**Extract to read**
·····
We cannot sustain the dismissal of this claim either, because, even under the district court’s assumption that CBI may have sent Lord & Taylor a report on Mr. Koropoulos, CBI may be liable to plaintiffs for violation of the FCRA. The Act addresses the confidentiality of credit information as well as the accuracy of credit reports. To protect confidentiality it provides that:
[a] consumer reporting agency may furnish a consumer report [only] ... [t]o a person which it has reason to believe — intends to use the information in connection with a credit transaction involving the consumer on whom the information is to be furnished and involving the extension of credit to, or review or collection of an account of, the consumer.
15 U.S.C. § 1681b(3)(A) (emphasis supplied).16 The plain language of this provision seems to prohibit CBI from sending a report on Mr. Koropoulos in response to a request for a report on Mrs. Koropoulos. The issue is somewhat complicated, however, by the Act’s definition of a consumer report as,
any ... communication bearing on a consumer’s credit worthiness, credit standing, credit capacity, character, general reputation, personal characteristics, or mode of living which is used or expected to be used for ... purpose authorized under [15 U.S.C. § 1681b.
·····
**Goal A**
Reproduce the part of the FCRA passage that opens with the words containing "We cannot sustain" and closes with "of, the consumer.".
The FCRA passage and the records are unrelated to each other.

[Element boundary records]
·····
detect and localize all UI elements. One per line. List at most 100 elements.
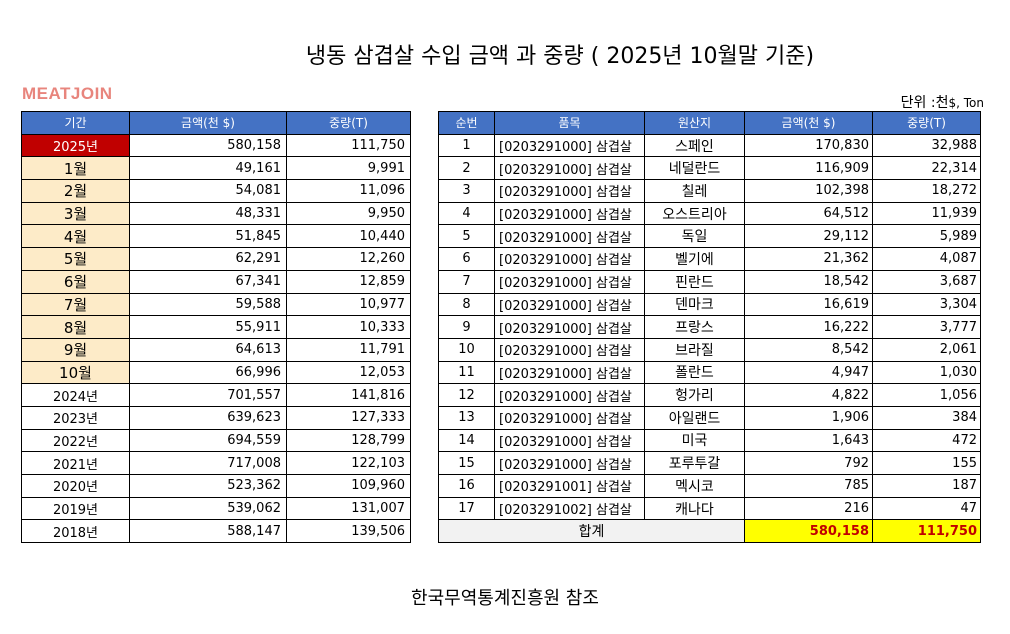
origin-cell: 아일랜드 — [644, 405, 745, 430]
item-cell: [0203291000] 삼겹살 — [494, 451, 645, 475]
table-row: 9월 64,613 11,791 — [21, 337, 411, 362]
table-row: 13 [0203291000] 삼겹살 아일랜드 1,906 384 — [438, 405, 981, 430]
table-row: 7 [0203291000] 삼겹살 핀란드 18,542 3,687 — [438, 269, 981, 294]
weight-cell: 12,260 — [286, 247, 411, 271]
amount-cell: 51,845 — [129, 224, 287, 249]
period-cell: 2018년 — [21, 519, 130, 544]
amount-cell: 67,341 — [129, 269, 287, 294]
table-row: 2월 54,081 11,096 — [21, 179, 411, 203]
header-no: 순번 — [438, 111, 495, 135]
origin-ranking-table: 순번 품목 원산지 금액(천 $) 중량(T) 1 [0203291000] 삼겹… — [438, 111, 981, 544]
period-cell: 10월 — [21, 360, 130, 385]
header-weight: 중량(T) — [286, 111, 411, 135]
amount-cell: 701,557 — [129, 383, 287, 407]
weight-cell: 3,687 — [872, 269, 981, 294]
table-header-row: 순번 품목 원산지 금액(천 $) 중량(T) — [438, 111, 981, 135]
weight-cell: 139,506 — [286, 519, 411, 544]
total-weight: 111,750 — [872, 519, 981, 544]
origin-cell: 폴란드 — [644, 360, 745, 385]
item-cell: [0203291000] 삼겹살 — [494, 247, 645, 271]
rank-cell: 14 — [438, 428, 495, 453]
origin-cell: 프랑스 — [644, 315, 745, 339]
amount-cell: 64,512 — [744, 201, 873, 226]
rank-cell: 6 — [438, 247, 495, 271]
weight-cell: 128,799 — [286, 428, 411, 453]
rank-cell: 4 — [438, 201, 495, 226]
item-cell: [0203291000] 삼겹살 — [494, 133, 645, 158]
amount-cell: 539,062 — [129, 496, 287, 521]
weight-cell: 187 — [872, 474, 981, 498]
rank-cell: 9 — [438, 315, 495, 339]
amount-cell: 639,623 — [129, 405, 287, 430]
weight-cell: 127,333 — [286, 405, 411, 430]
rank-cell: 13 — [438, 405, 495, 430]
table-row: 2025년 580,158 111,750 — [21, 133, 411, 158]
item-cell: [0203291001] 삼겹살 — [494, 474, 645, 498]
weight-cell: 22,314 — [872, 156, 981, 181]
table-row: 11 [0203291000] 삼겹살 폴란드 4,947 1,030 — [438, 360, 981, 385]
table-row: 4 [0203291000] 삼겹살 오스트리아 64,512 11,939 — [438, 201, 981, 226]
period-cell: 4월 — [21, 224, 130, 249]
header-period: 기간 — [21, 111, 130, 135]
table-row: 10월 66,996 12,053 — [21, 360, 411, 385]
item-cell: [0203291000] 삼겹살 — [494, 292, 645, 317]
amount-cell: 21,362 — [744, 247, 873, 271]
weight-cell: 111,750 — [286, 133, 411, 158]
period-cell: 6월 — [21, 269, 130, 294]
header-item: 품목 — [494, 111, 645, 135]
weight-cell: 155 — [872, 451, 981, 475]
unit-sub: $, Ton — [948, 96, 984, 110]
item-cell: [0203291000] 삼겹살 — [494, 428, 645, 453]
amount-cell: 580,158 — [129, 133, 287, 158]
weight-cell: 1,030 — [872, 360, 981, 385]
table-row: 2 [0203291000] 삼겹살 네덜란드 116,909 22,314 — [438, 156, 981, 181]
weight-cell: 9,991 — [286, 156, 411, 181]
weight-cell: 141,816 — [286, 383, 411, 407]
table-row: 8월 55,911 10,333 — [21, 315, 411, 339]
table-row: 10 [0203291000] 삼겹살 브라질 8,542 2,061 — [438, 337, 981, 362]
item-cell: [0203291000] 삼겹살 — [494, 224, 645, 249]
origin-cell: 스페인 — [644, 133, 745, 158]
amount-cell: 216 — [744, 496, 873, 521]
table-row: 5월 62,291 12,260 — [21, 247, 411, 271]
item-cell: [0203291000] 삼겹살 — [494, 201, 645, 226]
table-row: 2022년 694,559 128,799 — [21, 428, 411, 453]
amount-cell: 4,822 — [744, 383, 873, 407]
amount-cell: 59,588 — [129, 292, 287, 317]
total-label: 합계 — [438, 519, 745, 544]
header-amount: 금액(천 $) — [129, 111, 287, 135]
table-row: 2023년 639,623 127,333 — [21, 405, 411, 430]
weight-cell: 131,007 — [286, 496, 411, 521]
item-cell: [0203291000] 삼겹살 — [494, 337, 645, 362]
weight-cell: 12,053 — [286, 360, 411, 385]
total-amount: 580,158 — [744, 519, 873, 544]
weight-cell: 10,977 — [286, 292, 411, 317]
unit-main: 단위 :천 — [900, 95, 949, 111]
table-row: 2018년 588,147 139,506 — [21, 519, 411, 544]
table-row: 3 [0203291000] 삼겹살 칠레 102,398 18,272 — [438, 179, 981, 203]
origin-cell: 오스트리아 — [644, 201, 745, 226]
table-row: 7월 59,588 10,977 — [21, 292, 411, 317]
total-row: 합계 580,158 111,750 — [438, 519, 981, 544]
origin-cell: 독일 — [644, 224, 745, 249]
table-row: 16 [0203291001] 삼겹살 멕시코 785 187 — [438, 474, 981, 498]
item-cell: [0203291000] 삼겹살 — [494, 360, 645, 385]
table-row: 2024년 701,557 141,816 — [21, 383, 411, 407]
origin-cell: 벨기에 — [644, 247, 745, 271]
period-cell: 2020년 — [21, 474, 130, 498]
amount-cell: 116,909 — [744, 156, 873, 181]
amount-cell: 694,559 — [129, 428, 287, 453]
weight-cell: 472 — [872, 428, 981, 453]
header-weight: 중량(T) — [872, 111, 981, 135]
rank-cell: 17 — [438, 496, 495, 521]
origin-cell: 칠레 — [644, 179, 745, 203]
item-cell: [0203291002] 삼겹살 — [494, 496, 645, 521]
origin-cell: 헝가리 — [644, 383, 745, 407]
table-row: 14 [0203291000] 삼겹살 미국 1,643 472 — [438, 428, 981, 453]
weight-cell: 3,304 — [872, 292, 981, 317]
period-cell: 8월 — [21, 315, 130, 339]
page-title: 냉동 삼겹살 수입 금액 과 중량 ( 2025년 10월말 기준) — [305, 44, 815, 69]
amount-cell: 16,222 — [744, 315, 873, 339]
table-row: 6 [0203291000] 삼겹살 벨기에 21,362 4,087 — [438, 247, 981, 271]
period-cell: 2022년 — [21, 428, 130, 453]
·····
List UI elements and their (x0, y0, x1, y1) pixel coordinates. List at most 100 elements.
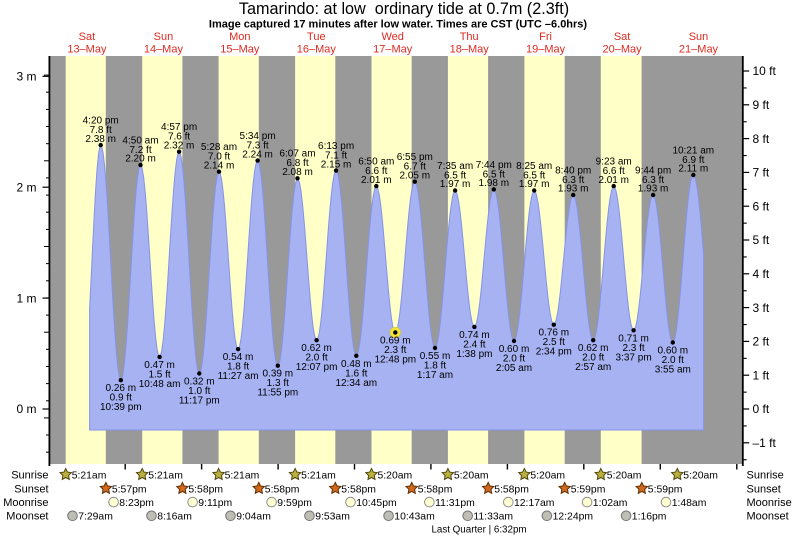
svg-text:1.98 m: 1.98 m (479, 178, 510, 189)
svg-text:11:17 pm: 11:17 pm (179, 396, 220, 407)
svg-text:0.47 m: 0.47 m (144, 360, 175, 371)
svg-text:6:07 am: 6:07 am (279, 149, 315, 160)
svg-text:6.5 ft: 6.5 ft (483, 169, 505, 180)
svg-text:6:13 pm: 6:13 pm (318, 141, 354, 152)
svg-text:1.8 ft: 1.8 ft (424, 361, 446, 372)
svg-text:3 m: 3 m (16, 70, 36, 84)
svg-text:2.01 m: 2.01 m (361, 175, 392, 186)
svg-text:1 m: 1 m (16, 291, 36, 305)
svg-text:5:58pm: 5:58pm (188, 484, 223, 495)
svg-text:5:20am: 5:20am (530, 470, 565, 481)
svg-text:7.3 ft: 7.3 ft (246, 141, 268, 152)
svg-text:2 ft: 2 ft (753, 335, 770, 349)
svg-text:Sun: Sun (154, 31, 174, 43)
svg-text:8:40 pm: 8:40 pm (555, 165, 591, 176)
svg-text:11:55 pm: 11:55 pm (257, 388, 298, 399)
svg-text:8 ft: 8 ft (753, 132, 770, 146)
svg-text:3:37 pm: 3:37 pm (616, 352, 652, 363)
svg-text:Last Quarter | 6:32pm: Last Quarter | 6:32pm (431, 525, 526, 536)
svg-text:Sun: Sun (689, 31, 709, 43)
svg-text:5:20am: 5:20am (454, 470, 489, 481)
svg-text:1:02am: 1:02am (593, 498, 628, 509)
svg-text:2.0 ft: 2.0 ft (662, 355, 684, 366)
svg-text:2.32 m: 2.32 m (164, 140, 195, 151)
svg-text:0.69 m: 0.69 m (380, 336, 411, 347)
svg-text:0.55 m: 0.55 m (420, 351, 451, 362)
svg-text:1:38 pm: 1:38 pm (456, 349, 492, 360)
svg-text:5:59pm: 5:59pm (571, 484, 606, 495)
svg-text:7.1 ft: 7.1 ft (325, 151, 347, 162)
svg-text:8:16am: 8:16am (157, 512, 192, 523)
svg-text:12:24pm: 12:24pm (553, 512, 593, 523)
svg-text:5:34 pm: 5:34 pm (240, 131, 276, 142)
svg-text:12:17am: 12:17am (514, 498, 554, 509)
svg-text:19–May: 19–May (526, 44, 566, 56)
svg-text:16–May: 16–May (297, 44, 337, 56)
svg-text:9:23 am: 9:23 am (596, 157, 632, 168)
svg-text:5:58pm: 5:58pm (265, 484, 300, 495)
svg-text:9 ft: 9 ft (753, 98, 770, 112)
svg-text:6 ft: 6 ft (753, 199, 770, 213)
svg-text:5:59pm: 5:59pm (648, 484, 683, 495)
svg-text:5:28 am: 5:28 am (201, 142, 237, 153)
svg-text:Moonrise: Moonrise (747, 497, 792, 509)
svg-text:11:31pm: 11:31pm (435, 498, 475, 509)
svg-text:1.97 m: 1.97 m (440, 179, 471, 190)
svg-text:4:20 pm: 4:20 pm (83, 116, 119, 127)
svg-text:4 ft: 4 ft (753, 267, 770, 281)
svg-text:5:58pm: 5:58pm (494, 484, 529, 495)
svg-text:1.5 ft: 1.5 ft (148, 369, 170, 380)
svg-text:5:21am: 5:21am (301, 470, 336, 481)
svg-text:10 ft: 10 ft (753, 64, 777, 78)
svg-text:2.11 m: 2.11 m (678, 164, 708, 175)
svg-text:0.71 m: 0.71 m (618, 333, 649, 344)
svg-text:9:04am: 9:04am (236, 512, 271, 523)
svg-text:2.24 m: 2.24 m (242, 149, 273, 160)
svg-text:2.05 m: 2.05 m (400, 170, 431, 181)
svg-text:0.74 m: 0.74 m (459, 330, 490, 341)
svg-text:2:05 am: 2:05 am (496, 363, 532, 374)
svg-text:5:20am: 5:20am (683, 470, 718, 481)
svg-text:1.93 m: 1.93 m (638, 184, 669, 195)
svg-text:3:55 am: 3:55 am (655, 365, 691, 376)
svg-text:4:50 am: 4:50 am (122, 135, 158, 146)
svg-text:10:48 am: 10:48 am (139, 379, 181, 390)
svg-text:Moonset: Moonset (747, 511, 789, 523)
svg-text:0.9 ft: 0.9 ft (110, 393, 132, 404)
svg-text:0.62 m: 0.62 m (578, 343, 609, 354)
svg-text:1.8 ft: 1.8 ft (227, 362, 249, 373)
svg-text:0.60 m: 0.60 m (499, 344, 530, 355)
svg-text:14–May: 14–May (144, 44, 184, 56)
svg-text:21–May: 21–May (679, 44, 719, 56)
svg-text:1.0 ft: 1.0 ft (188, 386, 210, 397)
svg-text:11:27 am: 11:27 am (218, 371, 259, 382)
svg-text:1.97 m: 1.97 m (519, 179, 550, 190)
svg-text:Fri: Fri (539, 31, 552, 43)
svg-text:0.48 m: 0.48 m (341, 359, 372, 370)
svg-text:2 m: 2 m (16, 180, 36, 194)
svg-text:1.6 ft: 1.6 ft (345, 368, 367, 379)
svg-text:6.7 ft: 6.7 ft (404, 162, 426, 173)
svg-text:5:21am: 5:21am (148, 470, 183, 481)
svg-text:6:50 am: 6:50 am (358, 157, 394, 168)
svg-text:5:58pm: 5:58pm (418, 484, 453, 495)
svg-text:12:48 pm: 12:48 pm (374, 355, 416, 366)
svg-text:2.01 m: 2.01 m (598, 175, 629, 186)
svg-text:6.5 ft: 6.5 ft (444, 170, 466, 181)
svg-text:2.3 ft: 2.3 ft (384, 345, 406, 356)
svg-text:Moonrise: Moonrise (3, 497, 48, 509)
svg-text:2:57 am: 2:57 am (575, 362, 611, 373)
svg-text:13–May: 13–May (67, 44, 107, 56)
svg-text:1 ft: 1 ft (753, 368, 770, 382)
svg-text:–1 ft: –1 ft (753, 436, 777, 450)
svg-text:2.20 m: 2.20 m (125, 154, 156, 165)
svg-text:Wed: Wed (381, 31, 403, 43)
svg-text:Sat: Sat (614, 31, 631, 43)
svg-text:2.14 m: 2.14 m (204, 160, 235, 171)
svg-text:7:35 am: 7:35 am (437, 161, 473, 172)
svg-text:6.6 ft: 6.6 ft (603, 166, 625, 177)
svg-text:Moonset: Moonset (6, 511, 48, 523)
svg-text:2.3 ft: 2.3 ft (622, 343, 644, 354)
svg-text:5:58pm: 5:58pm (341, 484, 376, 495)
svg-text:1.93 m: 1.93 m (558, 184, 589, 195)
·····
**Goal B**
Revise the records from the line containing "origin-cell: 아일랜드 — [644, 405, 745, 430]" through the line containing "amount-cell: 67,341 — [129, 269, 287, 294]" by changing "table-row" to "data-row" and leaving everything else unchanged. Give only those lines.

**Worked solution A**
We cannot sustain the dismissal of this claim either, because, even under the district court’s assumption that CBI may have sent Lord & Taylor a report on Mr. Koropoulos, CBI may be liable to plaintiffs for violation of the FCRA. The Act addresses the confidentiality of credit information as well as the accuracy of credit reports. To protect confidentiality it provides that:
[a] consumer reporting agency may furnish a consumer report [only] ... [t]o a person which it has reason to believe — intends to use the information in connection with a credit transaction involving the consumer on whom the information is to be furnished and involving the extension of credit to, or review or collection of an account of, the consumer.

**Worked solution B**
origin-cell: 아일랜드 — [644, 405, 745, 430]
item-cell: [0203291000] 삼겹살 — [494, 451, 645, 475]
data-row: 9월 64,613 11,791 — [21, 337, 411, 362]
data-row: 13 [0203291000] 삼겹살 아일랜드 1,906 384 — [438, 405, 981, 430]
data-row: 7 [0203291000] 삼겹살 핀란드 18,542 3,687 — [438, 269, 981, 294]
weight-cell: 12,260 — [286, 247, 411, 271]
amount-cell: 51,845 — [129, 224, 287, 249]
period-cell: 2018년 — [21, 519, 130, 544]
amount-cell: 67,341 — [129, 269, 287, 294]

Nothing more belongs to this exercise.